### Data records
#####
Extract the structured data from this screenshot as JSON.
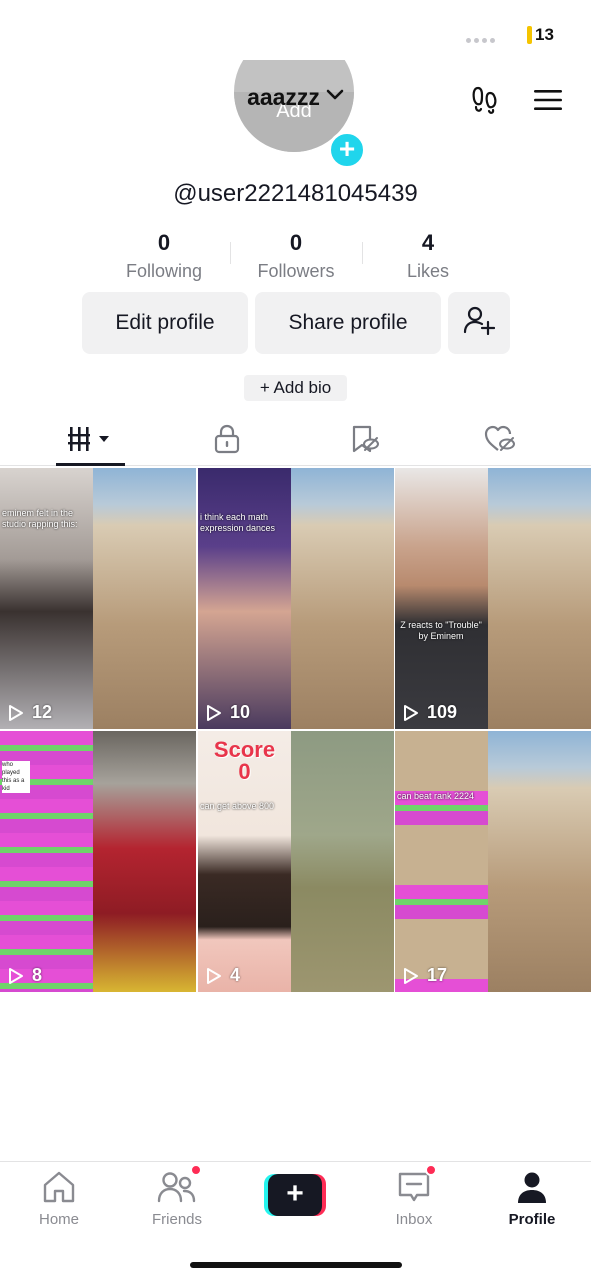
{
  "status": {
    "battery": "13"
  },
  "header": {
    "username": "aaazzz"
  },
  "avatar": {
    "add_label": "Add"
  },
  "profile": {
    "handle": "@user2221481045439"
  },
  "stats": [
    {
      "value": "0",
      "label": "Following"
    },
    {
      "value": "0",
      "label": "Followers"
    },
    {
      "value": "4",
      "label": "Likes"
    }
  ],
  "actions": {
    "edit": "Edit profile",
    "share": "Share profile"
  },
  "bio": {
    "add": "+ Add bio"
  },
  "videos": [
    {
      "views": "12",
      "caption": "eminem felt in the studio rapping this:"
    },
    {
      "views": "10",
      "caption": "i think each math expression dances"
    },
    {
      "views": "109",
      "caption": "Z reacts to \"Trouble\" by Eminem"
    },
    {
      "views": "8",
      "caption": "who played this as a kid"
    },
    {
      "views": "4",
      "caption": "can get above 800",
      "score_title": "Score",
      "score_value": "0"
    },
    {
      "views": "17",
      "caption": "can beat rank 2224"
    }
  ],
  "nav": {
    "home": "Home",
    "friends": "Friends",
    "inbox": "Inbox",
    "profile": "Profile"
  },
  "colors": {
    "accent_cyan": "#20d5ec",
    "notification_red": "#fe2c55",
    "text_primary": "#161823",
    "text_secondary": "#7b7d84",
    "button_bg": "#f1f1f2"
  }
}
#####
### TASK REQUIREMENTS
In the listing, find all lines with the string "caption" and copy them.

### SOLUTION
      "caption": "eminem felt in the studio rapping this:"
      "caption": "i think each math expression dances"
      "caption": "Z reacts to \"Trouble\" by Eminem"
      "caption": "who played this as a kid"
      "caption": "can get above 800",
      "caption": "can beat rank 2224"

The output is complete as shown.